Source records:
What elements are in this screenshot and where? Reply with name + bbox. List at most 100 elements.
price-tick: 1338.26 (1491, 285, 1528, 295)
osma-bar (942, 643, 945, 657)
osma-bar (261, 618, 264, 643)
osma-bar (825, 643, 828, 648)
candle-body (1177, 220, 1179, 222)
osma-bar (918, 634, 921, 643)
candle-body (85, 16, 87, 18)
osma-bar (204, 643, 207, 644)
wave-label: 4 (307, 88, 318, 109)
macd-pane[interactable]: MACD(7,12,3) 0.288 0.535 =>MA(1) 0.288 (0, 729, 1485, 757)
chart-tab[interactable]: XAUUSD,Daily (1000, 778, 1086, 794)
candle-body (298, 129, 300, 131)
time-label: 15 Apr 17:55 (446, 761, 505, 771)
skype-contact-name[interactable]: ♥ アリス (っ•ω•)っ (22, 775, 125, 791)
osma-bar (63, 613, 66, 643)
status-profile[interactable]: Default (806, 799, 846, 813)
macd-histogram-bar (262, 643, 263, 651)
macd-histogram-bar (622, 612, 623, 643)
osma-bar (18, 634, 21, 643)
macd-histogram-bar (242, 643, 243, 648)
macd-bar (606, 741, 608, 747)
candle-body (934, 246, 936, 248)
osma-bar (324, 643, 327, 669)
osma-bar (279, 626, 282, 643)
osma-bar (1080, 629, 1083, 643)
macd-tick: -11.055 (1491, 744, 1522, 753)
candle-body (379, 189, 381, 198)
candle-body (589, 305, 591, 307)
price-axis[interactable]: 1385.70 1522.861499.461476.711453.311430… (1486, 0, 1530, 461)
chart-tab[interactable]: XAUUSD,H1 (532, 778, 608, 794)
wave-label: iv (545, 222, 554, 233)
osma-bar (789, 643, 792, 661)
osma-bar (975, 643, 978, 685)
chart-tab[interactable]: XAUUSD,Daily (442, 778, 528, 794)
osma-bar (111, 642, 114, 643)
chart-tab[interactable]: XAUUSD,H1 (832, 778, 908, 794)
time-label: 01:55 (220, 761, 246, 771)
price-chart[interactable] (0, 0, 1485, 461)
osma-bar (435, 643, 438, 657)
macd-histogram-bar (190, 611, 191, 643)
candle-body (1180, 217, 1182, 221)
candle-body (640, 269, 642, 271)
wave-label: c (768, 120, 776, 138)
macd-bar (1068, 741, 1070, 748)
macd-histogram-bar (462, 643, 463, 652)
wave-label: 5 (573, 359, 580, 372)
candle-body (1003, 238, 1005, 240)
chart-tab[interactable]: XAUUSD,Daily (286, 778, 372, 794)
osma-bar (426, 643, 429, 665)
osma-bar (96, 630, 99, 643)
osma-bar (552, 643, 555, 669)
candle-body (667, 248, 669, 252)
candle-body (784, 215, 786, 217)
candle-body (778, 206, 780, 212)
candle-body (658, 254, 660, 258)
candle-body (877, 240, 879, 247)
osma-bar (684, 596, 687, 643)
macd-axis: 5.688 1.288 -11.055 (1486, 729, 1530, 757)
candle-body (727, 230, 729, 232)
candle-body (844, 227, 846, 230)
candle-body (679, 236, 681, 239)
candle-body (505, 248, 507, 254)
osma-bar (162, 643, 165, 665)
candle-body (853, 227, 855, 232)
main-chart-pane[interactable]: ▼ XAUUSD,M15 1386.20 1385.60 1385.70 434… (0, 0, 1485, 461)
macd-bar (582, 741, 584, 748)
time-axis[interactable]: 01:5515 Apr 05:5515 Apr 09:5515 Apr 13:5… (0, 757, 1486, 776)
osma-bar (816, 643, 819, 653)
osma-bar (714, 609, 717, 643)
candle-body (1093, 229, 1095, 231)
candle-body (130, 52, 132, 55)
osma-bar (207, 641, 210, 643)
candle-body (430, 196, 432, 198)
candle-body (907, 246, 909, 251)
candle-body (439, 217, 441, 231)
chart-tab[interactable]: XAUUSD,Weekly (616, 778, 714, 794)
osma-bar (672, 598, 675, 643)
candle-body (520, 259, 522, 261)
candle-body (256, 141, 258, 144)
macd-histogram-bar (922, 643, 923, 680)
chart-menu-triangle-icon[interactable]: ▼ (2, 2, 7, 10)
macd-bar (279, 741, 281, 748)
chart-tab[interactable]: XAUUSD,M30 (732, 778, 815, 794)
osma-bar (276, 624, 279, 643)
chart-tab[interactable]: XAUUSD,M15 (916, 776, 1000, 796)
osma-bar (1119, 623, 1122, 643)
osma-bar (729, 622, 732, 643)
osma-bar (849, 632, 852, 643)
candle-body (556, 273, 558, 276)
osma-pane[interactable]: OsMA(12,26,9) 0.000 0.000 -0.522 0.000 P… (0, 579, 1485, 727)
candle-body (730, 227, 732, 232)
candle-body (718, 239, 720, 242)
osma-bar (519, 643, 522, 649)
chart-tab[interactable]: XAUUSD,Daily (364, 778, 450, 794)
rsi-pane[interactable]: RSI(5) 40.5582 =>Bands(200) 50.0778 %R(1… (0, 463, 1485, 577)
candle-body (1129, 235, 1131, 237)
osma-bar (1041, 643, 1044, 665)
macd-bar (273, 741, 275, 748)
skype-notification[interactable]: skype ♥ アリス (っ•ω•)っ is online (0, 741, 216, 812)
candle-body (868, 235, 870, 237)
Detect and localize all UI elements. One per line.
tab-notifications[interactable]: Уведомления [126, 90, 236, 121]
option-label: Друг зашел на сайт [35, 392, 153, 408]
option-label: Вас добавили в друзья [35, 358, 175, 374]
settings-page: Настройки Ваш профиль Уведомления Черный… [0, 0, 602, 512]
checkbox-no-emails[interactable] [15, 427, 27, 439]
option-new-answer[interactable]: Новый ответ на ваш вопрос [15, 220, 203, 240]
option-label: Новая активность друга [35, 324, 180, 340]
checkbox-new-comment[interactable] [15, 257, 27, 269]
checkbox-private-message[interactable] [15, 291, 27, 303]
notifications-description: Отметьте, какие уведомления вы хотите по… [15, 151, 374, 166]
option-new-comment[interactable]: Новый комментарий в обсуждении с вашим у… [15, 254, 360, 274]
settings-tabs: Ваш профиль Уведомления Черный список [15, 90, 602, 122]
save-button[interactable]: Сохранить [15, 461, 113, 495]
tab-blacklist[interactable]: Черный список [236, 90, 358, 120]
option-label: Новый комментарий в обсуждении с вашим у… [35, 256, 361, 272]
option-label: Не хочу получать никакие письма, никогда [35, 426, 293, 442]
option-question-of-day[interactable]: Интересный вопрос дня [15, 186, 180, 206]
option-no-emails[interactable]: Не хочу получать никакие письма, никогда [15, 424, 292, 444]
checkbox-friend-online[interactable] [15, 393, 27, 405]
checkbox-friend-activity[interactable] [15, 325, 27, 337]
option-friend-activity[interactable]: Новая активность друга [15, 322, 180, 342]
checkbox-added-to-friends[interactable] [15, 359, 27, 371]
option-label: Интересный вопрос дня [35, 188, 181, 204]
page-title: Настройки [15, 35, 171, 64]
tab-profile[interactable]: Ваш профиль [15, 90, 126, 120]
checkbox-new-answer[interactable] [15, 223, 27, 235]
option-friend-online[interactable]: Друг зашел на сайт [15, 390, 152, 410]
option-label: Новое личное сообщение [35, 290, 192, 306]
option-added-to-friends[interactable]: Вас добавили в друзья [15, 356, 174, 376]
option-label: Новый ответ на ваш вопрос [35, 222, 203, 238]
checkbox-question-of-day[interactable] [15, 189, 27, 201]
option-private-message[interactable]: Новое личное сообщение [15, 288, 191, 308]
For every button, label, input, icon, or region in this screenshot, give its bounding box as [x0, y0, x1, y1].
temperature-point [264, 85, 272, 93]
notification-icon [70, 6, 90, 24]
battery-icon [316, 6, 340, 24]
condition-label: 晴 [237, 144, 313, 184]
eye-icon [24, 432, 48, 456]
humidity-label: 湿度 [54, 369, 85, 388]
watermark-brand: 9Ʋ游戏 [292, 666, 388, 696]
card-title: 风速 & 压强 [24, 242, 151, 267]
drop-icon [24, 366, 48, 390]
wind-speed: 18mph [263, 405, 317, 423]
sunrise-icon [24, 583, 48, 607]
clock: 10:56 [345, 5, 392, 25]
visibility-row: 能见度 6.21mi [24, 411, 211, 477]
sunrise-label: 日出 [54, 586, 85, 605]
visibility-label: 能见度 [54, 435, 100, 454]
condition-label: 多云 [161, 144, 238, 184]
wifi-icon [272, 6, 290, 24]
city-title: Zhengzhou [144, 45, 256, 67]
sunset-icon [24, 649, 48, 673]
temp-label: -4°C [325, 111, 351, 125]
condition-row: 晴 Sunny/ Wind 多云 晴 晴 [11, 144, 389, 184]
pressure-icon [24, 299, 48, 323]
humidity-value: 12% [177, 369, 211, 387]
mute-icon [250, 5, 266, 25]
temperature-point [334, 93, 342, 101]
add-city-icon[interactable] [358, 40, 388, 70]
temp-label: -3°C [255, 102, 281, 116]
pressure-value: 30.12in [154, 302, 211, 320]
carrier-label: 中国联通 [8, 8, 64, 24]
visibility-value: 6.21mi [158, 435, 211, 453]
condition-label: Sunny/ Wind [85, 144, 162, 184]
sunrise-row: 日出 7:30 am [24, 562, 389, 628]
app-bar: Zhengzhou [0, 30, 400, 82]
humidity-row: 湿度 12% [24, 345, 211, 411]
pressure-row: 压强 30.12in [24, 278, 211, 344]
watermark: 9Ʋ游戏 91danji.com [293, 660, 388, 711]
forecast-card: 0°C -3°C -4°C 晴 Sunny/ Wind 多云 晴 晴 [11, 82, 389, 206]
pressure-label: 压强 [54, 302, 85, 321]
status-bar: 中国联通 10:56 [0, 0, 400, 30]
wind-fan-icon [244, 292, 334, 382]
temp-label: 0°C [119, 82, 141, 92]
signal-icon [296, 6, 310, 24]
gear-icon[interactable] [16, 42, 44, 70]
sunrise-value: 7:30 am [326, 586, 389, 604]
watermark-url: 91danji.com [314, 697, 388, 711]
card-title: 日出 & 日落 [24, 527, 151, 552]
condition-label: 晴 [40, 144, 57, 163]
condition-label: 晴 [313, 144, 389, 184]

WHAT TO WORK ON - Rewrite the stretch from the start of the rows through the line that contains "candle-body (1180, 217, 1182, 221)", changing each "osma-bar" to "oscillator-bar" and leaving the rest unchanged.

WRITTEN SOLUTION -
What elements are in this screenshot and where? Reply with name + bbox. List at most 100 elements.
price-tick: 1338.26 (1491, 285, 1528, 295)
oscillator-bar (942, 643, 945, 657)
oscillator-bar (261, 618, 264, 643)
oscillator-bar (825, 643, 828, 648)
candle-body (1177, 220, 1179, 222)
oscillator-bar (918, 634, 921, 643)
candle-body (85, 16, 87, 18)
oscillator-bar (204, 643, 207, 644)
wave-label: 4 (307, 88, 318, 109)
macd-pane[interactable]: MACD(7,12,3) 0.288 0.535 =>MA(1) 0.288 (0, 729, 1485, 757)
chart-tab[interactable]: XAUUSD,Daily (1000, 778, 1086, 794)
candle-body (298, 129, 300, 131)
time-label: 15 Apr 17:55 (446, 761, 505, 771)
skype-contact-name[interactable]: ♥ アリス (っ•ω•)っ (22, 775, 125, 791)
oscillator-bar (63, 613, 66, 643)
status-profile[interactable]: Default (806, 799, 846, 813)
macd-histogram-bar (262, 643, 263, 651)
macd-histogram-bar (622, 612, 623, 643)
oscillator-bar (18, 634, 21, 643)
macd-histogram-bar (242, 643, 243, 648)
macd-bar (606, 741, 608, 747)
candle-body (934, 246, 936, 248)
oscillator-bar (324, 643, 327, 669)
oscillator-bar (279, 626, 282, 643)
oscillator-bar (1080, 629, 1083, 643)
macd-tick: -11.055 (1491, 744, 1522, 753)
candle-body (379, 189, 381, 198)
candle-body (589, 305, 591, 307)
price-axis[interactable]: 1385.70 1522.861499.461476.711453.311430… (1486, 0, 1530, 461)
chart-tab[interactable]: XAUUSD,H1 (532, 778, 608, 794)
wave-label: iv (545, 222, 554, 233)
oscillator-bar (789, 643, 792, 661)
oscillator-bar (975, 643, 978, 685)
chart-tab[interactable]: XAUUSD,Daily (442, 778, 528, 794)
oscillator-bar (111, 642, 114, 643)
chart-tab[interactable]: XAUUSD,H1 (832, 778, 908, 794)
time-label: 01:55 (220, 761, 246, 771)
price-chart[interactable] (0, 0, 1485, 461)
oscillator-bar (435, 643, 438, 657)
macd-histogram-bar (190, 611, 191, 643)
candle-body (1180, 217, 1182, 221)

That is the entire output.